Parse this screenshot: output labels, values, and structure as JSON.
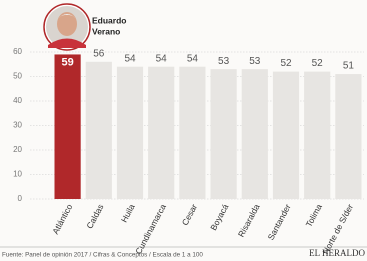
{
  "chart_data": {
    "type": "bar",
    "categories": [
      "Atlántico",
      "Caldas",
      "Huila",
      "Cundinamarca",
      "Cesar",
      "Boyacá",
      "Risaralda",
      "Santander",
      "Tolima",
      "Norte de S/der"
    ],
    "values": [
      59,
      56,
      54,
      54,
      54,
      53,
      53,
      52,
      52,
      51
    ],
    "colors": [
      "#b0282a",
      "#e7e5e2",
      "#e7e5e2",
      "#e7e5e2",
      "#e7e5e2",
      "#e7e5e2",
      "#e7e5e2",
      "#e7e5e2",
      "#e7e5e2",
      "#e7e5e2"
    ],
    "ylim": [
      0,
      60
    ],
    "yticks": [
      0,
      10,
      20,
      30,
      40,
      50,
      60
    ],
    "grid": true,
    "annotations": [
      "Eduardo",
      "Verano"
    ],
    "source": "Fuente: Panel de opinión 2017 / Cifras & Conceptos / Escala de 1 a 100",
    "brand": "EL HERALDO"
  }
}
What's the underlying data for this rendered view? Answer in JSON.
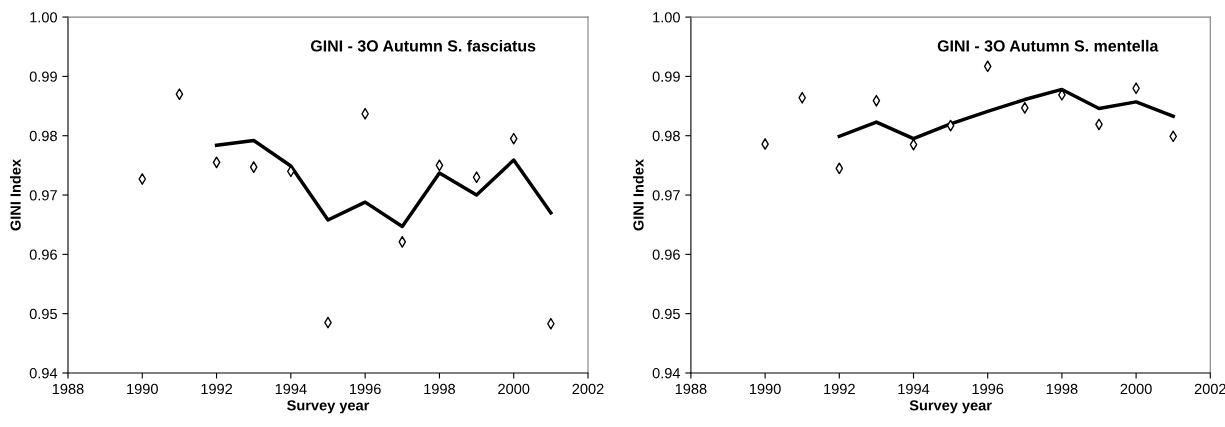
{
  "chart_data": [
    {
      "type": "scatter",
      "title": "GINI - 3O Autumn S. fasciatus",
      "xlabel": "Survey year",
      "ylabel": "GINI Index",
      "xlim": [
        1988,
        2002
      ],
      "xticks": [
        1988,
        1990,
        1992,
        1994,
        1996,
        1998,
        2000,
        2002
      ],
      "ylim": [
        0.94,
        1.0
      ],
      "yticks": [
        {
          "value": 0.94,
          "label": "0.94"
        },
        {
          "value": 0.95,
          "label": "0.95"
        },
        {
          "value": 0.96,
          "label": "0.96"
        },
        {
          "value": 0.97,
          "label": "0.97"
        },
        {
          "value": 0.98,
          "label": "0.98"
        },
        {
          "value": 0.99,
          "label": "0.99"
        },
        {
          "value": 1.0,
          "label": "1.00"
        }
      ],
      "grid": false,
      "legend": false,
      "series": [
        {
          "marker": "diamond",
          "color": "#000000",
          "x": [
            1990,
            1991,
            1992,
            1993,
            1994,
            1995,
            1996,
            1997,
            1998,
            1999,
            2000,
            2001
          ],
          "values": [
            0.9727,
            0.987,
            0.9755,
            0.9747,
            0.974,
            0.9485,
            0.9837,
            0.9621,
            0.975,
            0.973,
            0.9795,
            0.9483
          ]
        },
        {
          "type": "line",
          "line_style": "solid",
          "color": "#000000",
          "x": [
            1992,
            1993,
            1994,
            1995,
            1996,
            1997,
            1998,
            1999,
            2000,
            2001
          ],
          "values": [
            0.9784,
            0.9792,
            0.9749,
            0.9658,
            0.9688,
            0.9647,
            0.9737,
            0.97,
            0.9759,
            0.967
          ]
        }
      ]
    },
    {
      "type": "scatter",
      "title": "GINI - 3O Autumn S. mentella",
      "xlabel": "Survey year",
      "ylabel": "GINI Index",
      "xlim": [
        1988,
        2002
      ],
      "xticks": [
        1988,
        1990,
        1992,
        1994,
        1996,
        1998,
        2000,
        2002
      ],
      "ylim": [
        0.94,
        1.0
      ],
      "yticks": [
        {
          "value": 0.94,
          "label": "0.94"
        },
        {
          "value": 0.95,
          "label": "0.95"
        },
        {
          "value": 0.96,
          "label": "0.96"
        },
        {
          "value": 0.97,
          "label": "0.97"
        },
        {
          "value": 0.98,
          "label": "0.98"
        },
        {
          "value": 0.99,
          "label": "0.99"
        },
        {
          "value": 1.0,
          "label": "1.00"
        }
      ],
      "grid": false,
      "legend": false,
      "series": [
        {
          "marker": "diamond",
          "color": "#000000",
          "x": [
            1990,
            1991,
            1992,
            1993,
            1994,
            1995,
            1996,
            1997,
            1998,
            1999,
            2000,
            2001
          ],
          "values": [
            0.9786,
            0.9864,
            0.9745,
            0.9859,
            0.9785,
            0.9817,
            0.9917,
            0.9847,
            0.9869,
            0.9819,
            0.988,
            0.9799
          ]
        },
        {
          "type": "line",
          "line_style": "solid",
          "color": "#000000",
          "x": [
            1992,
            1993,
            1994,
            1995,
            1996,
            1997,
            1998,
            1999,
            2000,
            2001
          ],
          "values": [
            0.9799,
            0.9823,
            0.9795,
            0.982,
            0.9841,
            0.9861,
            0.9878,
            0.9846,
            0.9857,
            0.9833
          ]
        }
      ]
    }
  ]
}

● ● ● ●

REQUIRED WORK
Without the pictures, return all the records precisely as they stand.

RESULT FOR THIS EXERCISE
Parse this screenshot: output labels, values, and structure as JSON.
{
  "chart_data": {
    "type": "bar",
    "categories": [
      "Atlántico",
      "Caldas",
      "Huila",
      "Cundinamarca",
      "Cesar",
      "Boyacá",
      "Risaralda",
      "Santander",
      "Tolima",
      "Norte de S/der"
    ],
    "values": [
      59,
      56,
      54,
      54,
      54,
      53,
      53,
      52,
      52,
      51
    ],
    "colors": [
      "#b0282a",
      "#e7e5e2",
      "#e7e5e2",
      "#e7e5e2",
      "#e7e5e2",
      "#e7e5e2",
      "#e7e5e2",
      "#e7e5e2",
      "#e7e5e2",
      "#e7e5e2"
    ],
    "ylim": [
      0,
      60
    ],
    "yticks": [
      0,
      10,
      20,
      30,
      40,
      50,
      60
    ],
    "grid": true,
    "annotations": [
      "Eduardo",
      "Verano"
    ],
    "source": "Fuente: Panel de opinión 2017 / Cifras & Conceptos / Escala de 1 a 100",
    "brand": "EL HERALDO"
  }
}
What's the underlying data for this rendered view? Answer in JSON.
{
  "chart_data": [
    {
      "type": "scatter",
      "title": "GINI - 3O Autumn S. fasciatus",
      "xlabel": "Survey year",
      "ylabel": "GINI Index",
      "xlim": [
        1988,
        2002
      ],
      "xticks": [
        1988,
        1990,
        1992,
        1994,
        1996,
        1998,
        2000,
        2002
      ],
      "ylim": [
        0.94,
        1.0
      ],
      "yticks": [
        {
          "value": 0.94,
          "label": "0.94"
        },
        {
          "value": 0.95,
          "label": "0.95"
        },
        {
          "value": 0.96,
          "label": "0.96"
        },
        {
          "value": 0.97,
          "label": "0.97"
        },
        {
          "value": 0.98,
          "label": "0.98"
        },
        {
          "value": 0.99,
          "label": "0.99"
        },
        {
          "value": 1.0,
          "label": "1.00"
        }
      ],
      "grid": false,
      "legend": false,
      "series": [
        {
          "marker": "diamond",
          "color": "#000000",
          "x": [
            1990,
            1991,
            1992,
            1993,
            1994,
            1995,
            1996,
            1997,
            1998,
            1999,
            2000,
            2001
          ],
          "values": [
            0.9727,
            0.987,
            0.9755,
            0.9747,
            0.974,
            0.9485,
            0.9837,
            0.9621,
            0.975,
            0.973,
            0.9795,
            0.9483
          ]
        },
        {
          "type": "line",
          "line_style": "solid",
          "color": "#000000",
          "x": [
            1992,
            1993,
            1994,
            1995,
            1996,
            1997,
            1998,
            1999,
            2000,
            2001
          ],
          "values": [
            0.9784,
            0.9792,
            0.9749,
            0.9658,
            0.9688,
            0.9647,
            0.9737,
            0.97,
            0.9759,
            0.967
          ]
        }
      ]
    },
    {
      "type": "scatter",
      "title": "GINI - 3O Autumn S. mentella",
      "xlabel": "Survey year",
      "ylabel": "GINI Index",
      "xlim": [
        1988,
        2002
      ],
      "xticks": [
        1988,
        1990,
        1992,
        1994,
        1996,
        1998,
        2000,
        2002
      ],
      "ylim": [
        0.94,
        1.0
      ],
      "yticks": [
        {
          "value": 0.94,
          "label": "0.94"
        },
        {
          "value": 0.95,
          "label": "0.95"
        },
        {
          "value": 0.96,
          "label": "0.96"
        },
        {
          "value": 0.97,
          "label": "0.97"
        },
        {
          "value": 0.98,
          "label": "0.98"
        },
        {
          "value": 0.99,
          "label": "0.99"
        },
        {
          "value": 1.0,
          "label": "1.00"
        }
      ],
      "grid": false,
      "legend": false,
      "series": [
        {
          "marker": "diamond",
          "color": "#000000",
          "x": [
            1990,
            1991,
            1992,
            1993,
            1994,
            1995,
            1996,
            1997,
            1998,
            1999,
            2000,
            2001
          ],
          "values": [
            0.9786,
            0.9864,
            0.9745,
            0.9859,
            0.9785,
            0.9817,
            0.9917,
            0.9847,
            0.9869,
            0.9819,
            0.988,
            0.9799
          ]
        },
        {
          "type": "line",
          "line_style": "solid",
          "color": "#000000",
          "x": [
            1992,
            1993,
            1994,
            1995,
            1996,
            1997,
            1998,
            1999,
            2000,
            2001
          ],
          "values": [
            0.9799,
            0.9823,
            0.9795,
            0.982,
            0.9841,
            0.9861,
            0.9878,
            0.9846,
            0.9857,
            0.9833
          ]
        }
      ]
    }
  ]
}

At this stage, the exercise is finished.